**TO BE DONE**
Copy every line from the material below that holds "type".

------ RECORD SET ------

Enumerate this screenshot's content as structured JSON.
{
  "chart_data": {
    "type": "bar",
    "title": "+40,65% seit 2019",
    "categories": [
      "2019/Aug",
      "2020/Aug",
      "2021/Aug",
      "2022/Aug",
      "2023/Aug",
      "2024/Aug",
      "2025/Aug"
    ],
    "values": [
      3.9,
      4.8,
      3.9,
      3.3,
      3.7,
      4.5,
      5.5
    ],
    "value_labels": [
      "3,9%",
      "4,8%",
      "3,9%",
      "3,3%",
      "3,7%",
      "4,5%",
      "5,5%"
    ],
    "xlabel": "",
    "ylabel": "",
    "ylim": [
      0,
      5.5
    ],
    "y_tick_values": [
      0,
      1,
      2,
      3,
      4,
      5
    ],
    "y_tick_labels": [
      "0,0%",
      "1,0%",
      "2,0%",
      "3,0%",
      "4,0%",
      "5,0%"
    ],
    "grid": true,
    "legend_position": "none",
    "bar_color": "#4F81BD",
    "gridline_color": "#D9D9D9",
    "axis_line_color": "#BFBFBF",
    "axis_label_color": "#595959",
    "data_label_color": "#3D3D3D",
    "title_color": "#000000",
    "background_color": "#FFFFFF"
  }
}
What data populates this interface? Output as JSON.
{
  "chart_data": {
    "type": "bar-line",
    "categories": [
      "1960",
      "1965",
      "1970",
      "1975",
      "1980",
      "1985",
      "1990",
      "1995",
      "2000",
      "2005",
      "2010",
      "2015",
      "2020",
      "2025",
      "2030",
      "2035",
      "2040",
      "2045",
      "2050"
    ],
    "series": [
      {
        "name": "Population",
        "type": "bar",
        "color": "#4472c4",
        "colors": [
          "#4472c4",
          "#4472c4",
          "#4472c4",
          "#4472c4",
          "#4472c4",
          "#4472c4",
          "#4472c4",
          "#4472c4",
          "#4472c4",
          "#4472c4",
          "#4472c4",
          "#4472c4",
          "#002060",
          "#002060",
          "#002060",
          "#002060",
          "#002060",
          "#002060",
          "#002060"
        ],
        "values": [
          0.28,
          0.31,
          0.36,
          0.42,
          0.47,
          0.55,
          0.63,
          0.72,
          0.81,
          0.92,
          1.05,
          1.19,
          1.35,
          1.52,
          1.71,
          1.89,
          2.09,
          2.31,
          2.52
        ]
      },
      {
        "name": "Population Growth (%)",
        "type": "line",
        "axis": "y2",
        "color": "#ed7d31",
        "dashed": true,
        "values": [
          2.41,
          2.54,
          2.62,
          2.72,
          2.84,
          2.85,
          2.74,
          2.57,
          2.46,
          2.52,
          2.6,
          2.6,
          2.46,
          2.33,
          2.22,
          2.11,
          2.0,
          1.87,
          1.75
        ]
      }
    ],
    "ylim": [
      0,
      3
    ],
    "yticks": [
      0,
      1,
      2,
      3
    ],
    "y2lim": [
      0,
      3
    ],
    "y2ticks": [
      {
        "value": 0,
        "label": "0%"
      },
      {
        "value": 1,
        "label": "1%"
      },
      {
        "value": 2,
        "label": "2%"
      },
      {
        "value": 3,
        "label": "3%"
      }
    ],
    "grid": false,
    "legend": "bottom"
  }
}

------

**WRITTEN ANSWER**
    "type": "bar",
    "type": "bar-line",
        "type": "bar",
        "type": "line",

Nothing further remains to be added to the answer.